"""
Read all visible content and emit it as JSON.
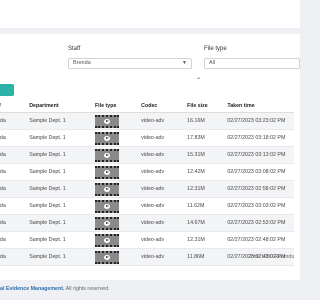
{
  "filters": {
    "staff": {
      "label": "Staff",
      "value": "Brenda"
    },
    "file_type": {
      "label": "File type",
      "value": "All"
    }
  },
  "table": {
    "columns": [
      "off",
      "Department",
      "File type",
      "Codec",
      "File size",
      "Taken time"
    ],
    "rows": [
      {
        "staff": "enda",
        "department": "Sample Dept. 1",
        "codec": "video-adv",
        "size": "16.16M",
        "taken": "02/27/2023 03:23:02 PM"
      },
      {
        "staff": "enda",
        "department": "Sample Dept. 1",
        "codec": "video-adv",
        "size": "17.83M",
        "taken": "02/27/2023 03:18:02 PM"
      },
      {
        "staff": "enda",
        "department": "Sample Dept. 1",
        "codec": "video-adv",
        "size": "15.31M",
        "taken": "02/27/2023 03:13:02 PM"
      },
      {
        "staff": "enda",
        "department": "Sample Dept. 1",
        "codec": "video-adv",
        "size": "12.42M",
        "taken": "02/27/2023 03:08:02 PM"
      },
      {
        "staff": "enda",
        "department": "Sample Dept. 1",
        "codec": "video-adv",
        "size": "12.31M",
        "taken": "02/27/2023 02:58:02 PM"
      },
      {
        "staff": "enda",
        "department": "Sample Dept. 1",
        "codec": "video-adv",
        "size": "11.62M",
        "taken": "02/27/2023 03:03:02 PM"
      },
      {
        "staff": "enda",
        "department": "Sample Dept. 1",
        "codec": "video-adv",
        "size": "14.67M",
        "taken": "02/27/2023 02:53:02 PM"
      },
      {
        "staff": "enda",
        "department": "Sample Dept. 1",
        "codec": "video-adv",
        "size": "12.31M",
        "taken": "02/27/2023 02:48:02 PM"
      },
      {
        "staff": "enda",
        "department": "Sample Dept. 1",
        "codec": "video-adv",
        "size": "11.86M",
        "taken": "02/27/2023 02:43:02 PM"
      }
    ],
    "total": "Total 1050 Records"
  },
  "footer": {
    "brand": "al Evidence Management.",
    "rights": " All rights reserved."
  }
}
"""
• [Problem statement]
List the lines of the entries that include "size".

• [Task solution]
      "File size",
        "size": "16.16M",
        "size": "17.83M",
        "size": "15.31M",
        "size": "12.42M",
        "size": "12.31M",
        "size": "11.62M",
        "size": "14.67M",
        "size": "12.31M",
        "size": "11.86M",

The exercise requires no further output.